::: MATERIAL FOR THIS EXERCISE

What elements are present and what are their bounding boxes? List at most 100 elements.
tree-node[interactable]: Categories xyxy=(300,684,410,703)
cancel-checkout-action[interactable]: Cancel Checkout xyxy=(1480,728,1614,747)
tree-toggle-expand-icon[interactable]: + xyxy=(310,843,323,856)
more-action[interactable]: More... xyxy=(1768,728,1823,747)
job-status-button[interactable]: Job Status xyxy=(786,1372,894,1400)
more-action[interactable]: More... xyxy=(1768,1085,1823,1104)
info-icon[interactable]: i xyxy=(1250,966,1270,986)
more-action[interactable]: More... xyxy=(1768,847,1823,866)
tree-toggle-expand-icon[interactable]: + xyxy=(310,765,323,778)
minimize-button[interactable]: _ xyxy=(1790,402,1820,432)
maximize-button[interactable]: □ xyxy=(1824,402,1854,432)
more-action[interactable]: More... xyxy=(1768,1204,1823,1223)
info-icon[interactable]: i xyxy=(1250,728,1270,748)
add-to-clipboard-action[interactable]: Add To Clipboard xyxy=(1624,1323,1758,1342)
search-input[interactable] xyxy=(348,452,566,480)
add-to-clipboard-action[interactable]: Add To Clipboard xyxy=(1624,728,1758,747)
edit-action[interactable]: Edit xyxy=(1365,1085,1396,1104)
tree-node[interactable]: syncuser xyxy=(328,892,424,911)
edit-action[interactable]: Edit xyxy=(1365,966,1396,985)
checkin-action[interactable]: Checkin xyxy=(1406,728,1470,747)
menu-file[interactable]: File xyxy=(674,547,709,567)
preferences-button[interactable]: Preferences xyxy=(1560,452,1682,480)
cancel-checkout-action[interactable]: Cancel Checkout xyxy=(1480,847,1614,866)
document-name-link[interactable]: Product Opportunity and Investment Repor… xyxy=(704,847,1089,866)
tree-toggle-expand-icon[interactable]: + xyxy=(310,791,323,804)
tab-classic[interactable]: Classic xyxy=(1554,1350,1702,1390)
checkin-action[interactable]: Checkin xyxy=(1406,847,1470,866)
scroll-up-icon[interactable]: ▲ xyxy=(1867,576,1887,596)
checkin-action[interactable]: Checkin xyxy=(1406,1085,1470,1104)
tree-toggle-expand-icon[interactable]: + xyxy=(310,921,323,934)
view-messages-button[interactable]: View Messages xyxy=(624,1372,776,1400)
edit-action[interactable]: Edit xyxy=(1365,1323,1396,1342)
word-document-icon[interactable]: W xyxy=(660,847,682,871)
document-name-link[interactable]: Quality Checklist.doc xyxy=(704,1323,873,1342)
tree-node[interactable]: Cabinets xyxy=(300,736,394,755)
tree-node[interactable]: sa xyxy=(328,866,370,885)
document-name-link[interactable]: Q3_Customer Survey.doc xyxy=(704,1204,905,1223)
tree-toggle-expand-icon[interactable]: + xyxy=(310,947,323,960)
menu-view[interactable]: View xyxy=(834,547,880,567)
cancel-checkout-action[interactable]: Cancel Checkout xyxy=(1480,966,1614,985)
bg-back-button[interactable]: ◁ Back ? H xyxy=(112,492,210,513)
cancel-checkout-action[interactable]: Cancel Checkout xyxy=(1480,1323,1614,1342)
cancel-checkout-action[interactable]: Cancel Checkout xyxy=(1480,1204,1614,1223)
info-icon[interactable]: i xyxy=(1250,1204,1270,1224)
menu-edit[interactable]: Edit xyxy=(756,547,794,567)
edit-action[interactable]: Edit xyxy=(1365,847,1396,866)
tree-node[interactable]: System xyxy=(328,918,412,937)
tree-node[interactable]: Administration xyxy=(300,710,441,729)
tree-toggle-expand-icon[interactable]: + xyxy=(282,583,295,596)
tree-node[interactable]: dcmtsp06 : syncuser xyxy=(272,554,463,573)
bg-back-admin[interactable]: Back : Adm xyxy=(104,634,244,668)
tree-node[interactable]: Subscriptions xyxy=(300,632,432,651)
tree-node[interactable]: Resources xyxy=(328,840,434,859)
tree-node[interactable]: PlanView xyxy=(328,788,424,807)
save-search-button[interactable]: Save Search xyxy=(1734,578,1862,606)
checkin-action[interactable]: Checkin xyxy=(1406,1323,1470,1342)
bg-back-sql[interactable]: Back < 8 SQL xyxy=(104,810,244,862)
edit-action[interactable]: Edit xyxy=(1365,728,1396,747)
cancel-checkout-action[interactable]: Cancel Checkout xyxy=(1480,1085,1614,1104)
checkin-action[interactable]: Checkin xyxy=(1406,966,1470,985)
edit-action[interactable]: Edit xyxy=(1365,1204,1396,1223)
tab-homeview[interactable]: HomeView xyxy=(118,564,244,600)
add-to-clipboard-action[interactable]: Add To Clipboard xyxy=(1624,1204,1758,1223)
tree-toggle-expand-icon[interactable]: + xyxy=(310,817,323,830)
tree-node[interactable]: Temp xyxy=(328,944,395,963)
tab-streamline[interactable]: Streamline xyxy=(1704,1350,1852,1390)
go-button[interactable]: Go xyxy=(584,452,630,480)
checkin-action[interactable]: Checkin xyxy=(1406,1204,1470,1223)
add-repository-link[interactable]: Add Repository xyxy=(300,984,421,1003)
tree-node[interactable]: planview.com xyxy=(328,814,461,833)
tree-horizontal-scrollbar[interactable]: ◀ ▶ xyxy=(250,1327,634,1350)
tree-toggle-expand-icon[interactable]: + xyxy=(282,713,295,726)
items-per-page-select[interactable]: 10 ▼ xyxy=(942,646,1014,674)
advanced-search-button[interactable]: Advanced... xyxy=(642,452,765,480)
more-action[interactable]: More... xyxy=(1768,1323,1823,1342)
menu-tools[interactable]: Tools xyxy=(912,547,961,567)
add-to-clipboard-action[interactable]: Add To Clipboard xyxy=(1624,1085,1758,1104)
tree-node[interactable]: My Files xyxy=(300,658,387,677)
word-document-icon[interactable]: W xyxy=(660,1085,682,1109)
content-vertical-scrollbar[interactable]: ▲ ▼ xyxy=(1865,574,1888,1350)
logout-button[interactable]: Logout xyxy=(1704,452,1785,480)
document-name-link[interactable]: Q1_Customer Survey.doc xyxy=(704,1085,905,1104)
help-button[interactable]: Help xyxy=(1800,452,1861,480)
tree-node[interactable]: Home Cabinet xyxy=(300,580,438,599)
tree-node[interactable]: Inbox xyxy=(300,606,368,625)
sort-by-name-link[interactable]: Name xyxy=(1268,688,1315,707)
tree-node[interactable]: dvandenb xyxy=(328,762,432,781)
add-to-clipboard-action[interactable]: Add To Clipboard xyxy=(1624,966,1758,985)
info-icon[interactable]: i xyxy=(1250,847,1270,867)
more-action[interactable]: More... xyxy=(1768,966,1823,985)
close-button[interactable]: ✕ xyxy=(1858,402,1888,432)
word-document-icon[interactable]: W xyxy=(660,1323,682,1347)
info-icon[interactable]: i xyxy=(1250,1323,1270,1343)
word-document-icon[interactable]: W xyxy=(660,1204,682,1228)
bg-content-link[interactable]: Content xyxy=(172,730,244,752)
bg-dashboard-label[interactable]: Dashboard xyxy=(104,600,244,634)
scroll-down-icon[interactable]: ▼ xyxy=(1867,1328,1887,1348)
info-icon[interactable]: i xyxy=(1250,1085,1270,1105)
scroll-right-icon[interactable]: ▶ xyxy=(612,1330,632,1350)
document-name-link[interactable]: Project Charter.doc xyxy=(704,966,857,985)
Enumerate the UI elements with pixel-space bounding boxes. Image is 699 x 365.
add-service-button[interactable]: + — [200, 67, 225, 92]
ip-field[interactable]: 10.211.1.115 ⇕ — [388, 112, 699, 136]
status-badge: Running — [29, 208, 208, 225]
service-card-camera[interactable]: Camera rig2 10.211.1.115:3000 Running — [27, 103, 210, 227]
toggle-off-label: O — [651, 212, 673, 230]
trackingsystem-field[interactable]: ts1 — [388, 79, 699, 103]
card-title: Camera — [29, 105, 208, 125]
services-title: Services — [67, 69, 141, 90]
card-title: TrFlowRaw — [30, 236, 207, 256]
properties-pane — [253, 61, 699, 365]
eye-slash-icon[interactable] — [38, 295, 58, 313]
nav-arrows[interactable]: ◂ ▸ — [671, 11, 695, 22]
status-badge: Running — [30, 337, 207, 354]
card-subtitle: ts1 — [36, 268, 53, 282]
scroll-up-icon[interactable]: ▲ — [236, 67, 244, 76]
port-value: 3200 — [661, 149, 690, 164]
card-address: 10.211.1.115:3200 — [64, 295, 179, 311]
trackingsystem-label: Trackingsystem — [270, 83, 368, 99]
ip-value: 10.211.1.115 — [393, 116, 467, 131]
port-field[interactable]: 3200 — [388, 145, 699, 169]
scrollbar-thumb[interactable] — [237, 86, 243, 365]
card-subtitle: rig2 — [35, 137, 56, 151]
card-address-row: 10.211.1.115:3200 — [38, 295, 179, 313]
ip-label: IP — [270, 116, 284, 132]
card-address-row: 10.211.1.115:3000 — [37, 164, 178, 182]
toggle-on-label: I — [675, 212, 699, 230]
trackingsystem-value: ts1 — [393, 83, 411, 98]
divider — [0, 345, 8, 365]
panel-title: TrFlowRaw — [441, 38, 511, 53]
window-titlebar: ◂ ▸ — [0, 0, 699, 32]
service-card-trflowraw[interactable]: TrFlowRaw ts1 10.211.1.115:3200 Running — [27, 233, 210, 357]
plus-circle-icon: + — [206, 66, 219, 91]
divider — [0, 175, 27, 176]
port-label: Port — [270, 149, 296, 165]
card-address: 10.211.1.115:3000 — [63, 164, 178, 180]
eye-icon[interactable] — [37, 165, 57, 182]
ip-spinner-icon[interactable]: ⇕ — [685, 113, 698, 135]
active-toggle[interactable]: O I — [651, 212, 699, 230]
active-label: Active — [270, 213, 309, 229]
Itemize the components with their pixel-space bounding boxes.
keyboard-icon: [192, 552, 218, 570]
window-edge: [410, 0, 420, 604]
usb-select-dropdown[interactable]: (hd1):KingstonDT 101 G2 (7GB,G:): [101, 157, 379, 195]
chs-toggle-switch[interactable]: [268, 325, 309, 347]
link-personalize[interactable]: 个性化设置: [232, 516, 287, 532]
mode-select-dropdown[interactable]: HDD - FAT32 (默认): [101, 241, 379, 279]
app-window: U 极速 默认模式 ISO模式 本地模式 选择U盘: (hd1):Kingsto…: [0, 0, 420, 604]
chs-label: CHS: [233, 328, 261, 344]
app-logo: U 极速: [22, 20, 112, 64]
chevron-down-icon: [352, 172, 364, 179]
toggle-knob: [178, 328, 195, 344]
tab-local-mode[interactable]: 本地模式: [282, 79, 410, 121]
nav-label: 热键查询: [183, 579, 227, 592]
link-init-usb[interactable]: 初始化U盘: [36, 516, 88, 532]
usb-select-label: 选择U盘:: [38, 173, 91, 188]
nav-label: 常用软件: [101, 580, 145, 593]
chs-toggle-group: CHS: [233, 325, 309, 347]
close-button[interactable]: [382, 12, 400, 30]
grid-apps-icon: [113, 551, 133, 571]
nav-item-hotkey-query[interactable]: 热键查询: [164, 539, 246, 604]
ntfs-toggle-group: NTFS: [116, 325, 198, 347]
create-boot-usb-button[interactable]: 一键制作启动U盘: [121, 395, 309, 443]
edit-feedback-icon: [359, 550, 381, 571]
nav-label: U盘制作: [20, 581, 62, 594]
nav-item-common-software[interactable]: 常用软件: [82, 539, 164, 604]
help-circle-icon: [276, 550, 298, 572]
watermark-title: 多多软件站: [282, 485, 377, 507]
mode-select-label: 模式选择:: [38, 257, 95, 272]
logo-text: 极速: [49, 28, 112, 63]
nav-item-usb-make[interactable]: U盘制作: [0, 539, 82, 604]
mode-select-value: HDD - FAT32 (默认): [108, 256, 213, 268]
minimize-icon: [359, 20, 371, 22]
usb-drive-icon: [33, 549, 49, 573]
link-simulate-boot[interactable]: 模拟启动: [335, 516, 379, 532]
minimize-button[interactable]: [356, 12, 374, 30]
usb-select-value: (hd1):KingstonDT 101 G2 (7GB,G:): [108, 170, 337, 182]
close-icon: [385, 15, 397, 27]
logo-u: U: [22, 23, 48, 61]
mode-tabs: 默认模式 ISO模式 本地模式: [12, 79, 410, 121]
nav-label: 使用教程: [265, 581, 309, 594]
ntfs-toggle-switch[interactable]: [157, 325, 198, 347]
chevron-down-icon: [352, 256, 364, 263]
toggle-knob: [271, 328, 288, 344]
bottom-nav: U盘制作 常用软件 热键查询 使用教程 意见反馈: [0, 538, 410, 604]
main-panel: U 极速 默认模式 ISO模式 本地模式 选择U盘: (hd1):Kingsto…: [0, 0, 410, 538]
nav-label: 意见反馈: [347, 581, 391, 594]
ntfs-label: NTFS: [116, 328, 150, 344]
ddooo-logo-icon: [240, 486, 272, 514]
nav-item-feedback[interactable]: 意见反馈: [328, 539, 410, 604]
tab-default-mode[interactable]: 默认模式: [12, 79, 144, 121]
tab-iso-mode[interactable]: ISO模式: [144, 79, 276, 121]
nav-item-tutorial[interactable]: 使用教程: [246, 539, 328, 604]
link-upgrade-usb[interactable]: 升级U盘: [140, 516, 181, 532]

::::::

> [WHAT THE TASK REQUIRES]: Copy the rows from the beginning through the line that contains "tree-toggle-expand-icon[interactable]: + xyxy=(310,765,323,778)", swapping "more-action" for "overflow-action" and leaving everything else unchanged.

> [THE RESPONSE]:
What elements are present and what are their bounding boxes? List at most 100 elements.
tree-node[interactable]: Categories xyxy=(300,684,410,703)
cancel-checkout-action[interactable]: Cancel Checkout xyxy=(1480,728,1614,747)
tree-toggle-expand-icon[interactable]: + xyxy=(310,843,323,856)
overflow-action[interactable]: More... xyxy=(1768,728,1823,747)
job-status-button[interactable]: Job Status xyxy=(786,1372,894,1400)
overflow-action[interactable]: More... xyxy=(1768,1085,1823,1104)
info-icon[interactable]: i xyxy=(1250,966,1270,986)
overflow-action[interactable]: More... xyxy=(1768,847,1823,866)
tree-toggle-expand-icon[interactable]: + xyxy=(310,765,323,778)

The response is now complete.